**AIM:** Reproduce everything from the start of the records down to the line that contains "- new-tab-button[interactable]: +: [229, 10, 249, 30]", switching "star-icon" to "favorite-icon" and leaving all else unchanged.

**EXTRACTED ENTRIES:**

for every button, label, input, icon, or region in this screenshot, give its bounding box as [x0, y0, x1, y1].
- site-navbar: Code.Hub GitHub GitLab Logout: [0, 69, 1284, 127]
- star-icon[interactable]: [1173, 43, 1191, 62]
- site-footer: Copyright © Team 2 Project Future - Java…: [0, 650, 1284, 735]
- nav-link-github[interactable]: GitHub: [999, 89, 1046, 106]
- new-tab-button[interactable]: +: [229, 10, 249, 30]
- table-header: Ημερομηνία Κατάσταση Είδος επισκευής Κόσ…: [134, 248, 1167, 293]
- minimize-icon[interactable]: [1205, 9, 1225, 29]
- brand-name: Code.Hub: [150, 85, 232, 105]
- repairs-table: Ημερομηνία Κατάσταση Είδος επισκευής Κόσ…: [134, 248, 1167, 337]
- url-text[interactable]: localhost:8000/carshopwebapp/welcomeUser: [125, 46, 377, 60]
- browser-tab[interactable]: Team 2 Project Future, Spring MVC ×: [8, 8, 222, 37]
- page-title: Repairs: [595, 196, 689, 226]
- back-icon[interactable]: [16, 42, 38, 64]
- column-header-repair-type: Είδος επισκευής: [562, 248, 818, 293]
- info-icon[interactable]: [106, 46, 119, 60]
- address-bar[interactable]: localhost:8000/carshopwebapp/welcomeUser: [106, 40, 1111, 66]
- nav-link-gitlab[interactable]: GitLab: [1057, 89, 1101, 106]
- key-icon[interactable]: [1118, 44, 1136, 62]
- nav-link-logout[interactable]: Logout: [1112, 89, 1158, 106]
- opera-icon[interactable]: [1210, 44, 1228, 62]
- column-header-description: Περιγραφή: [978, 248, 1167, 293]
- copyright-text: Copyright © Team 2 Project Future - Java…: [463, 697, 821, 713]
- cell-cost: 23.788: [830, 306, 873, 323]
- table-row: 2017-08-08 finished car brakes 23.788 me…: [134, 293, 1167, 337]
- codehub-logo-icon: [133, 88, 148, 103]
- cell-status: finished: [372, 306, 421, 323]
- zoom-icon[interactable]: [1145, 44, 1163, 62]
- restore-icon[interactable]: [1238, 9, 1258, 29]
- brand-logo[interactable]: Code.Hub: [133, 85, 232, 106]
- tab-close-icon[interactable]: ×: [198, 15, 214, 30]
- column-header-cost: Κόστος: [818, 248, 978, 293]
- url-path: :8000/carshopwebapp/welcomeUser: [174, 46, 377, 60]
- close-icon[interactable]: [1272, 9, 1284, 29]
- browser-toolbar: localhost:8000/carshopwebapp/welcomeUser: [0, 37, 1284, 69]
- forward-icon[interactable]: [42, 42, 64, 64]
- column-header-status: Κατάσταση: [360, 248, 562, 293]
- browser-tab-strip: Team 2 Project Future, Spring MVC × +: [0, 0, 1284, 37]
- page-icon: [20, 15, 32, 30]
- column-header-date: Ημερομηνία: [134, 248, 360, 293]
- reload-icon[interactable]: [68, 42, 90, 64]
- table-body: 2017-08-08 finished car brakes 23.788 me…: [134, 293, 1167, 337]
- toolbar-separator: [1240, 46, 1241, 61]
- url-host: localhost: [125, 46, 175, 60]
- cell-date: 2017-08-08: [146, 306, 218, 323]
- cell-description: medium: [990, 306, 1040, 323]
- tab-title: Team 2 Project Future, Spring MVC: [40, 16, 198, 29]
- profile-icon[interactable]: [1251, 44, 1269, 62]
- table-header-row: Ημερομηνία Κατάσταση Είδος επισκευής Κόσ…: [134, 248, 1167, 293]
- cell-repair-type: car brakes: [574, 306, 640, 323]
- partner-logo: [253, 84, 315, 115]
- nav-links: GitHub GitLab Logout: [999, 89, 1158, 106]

**RESULT FOR THIS TASK:**
for every button, label, input, icon, or region in this screenshot, give its bounding box as [x0, y0, x1, y1].
- site-navbar: Code.Hub GitHub GitLab Logout: [0, 69, 1284, 127]
- favorite-icon[interactable]: [1173, 43, 1191, 62]
- site-footer: Copyright © Team 2 Project Future - Java…: [0, 650, 1284, 735]
- nav-link-github[interactable]: GitHub: [999, 89, 1046, 106]
- new-tab-button[interactable]: +: [229, 10, 249, 30]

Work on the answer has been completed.